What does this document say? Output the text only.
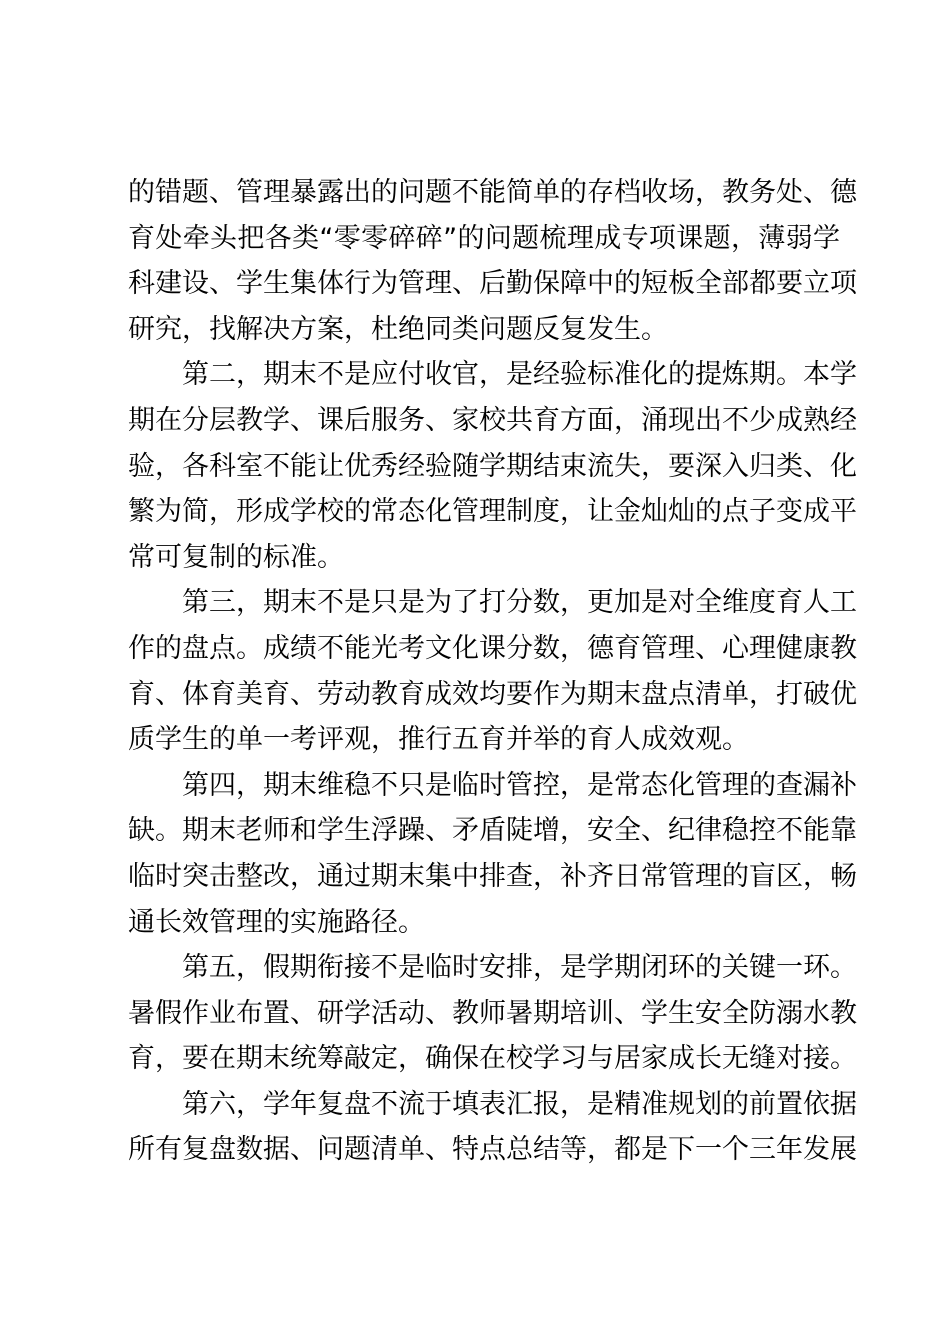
的错题、管理暴露出的问题不能简单的存档收场，教务处、德
育处牵头把各类“零零碎碎”的问题梳理成专项课题，薄弱学
科建设、学生集体行为管理、后勤保障中的短板全部都要立项
研究，找解决方案，杜绝同类问题反复发生。
第二，期末不是应付收官，是经验标准化的提炼期。本学
期在分层教学、课后服务、家校共育方面，涌现出不少成熟经
验，各科室不能让优秀经验随学期结束流失，要深入归类、化
繁为简，形成学校的常态化管理制度，让金灿灿的点子变成平
常可复制的标准。
第三，期末不是只是为了打分数，更加是对全维度育人工
作的盘点。成绩不能光考文化课分数，德育管理、心理健康教
育、体育美育、劳动教育成效均要作为期末盘点清单，打破优
质学生的单一考评观，推行五育并举的育人成效观。
第四，期末维稳不只是临时管控，是常态化管理的查漏补
缺。期末老师和学生浮躁、矛盾陡增，安全、纪律稳控不能靠
临时突击整改，通过期末集中排查，补齐日常管理的盲区，畅
通长效管理的实施路径。
第五，假期衔接不是临时安排，是学期闭环的关键一环。
暑假作业布置、研学活动、教师暑期培训、学生安全防溺水教
育，要在期末统筹敲定，确保在校学习与居家成长无缝对接。
第六，学年复盘不流于填表汇报，是精准规划的前置依据
所有复盘数据、问题清单、特点总结等，都是下一个三年发展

Work required: Omit every image. Quote each record exactly.

Full output:
What does this document say? Output the text only.
的错题、管理暴露出的问题不能简单的存档收场，教务处、德
育处牵头把各类“零零碎碎”的问题梳理成专项课题，薄弱学
科建设、学生集体行为管理、后勤保障中的短板全部都要立项
研究，找解决方案，杜绝同类问题反复发生。
第二，期末不是应付收官，是经验标准化的提炼期。本学
期在分层教学、课后服务、家校共育方面，涌现出不少成熟经
验，各科室不能让优秀经验随学期结束流失，要深入归类、化
繁为简，形成学校的常态化管理制度，让金灿灿的点子变成平
常可复制的标准。
第三，期末不是只是为了打分数，更加是对全维度育人工
作的盘点。成绩不能光考文化课分数，德育管理、心理健康教
育、体育美育、劳动教育成效均要作为期末盘点清单，打破优
质学生的单一考评观，推行五育并举的育人成效观。
第四，期末维稳不只是临时管控，是常态化管理的查漏补
缺。期末老师和学生浮躁、矛盾陡增，安全、纪律稳控不能靠
临时突击整改，通过期末集中排查，补齐日常管理的盲区，畅
通长效管理的实施路径。
第五，假期衔接不是临时安排，是学期闭环的关键一环。
暑假作业布置、研学活动、教师暑期培训、学生安全防溺水教
育，要在期末统筹敲定，确保在校学习与居家成长无缝对接。
第六，学年复盘不流于填表汇报，是精准规划的前置依据
所有复盘数据、问题清单、特点总结等，都是下一个三年发展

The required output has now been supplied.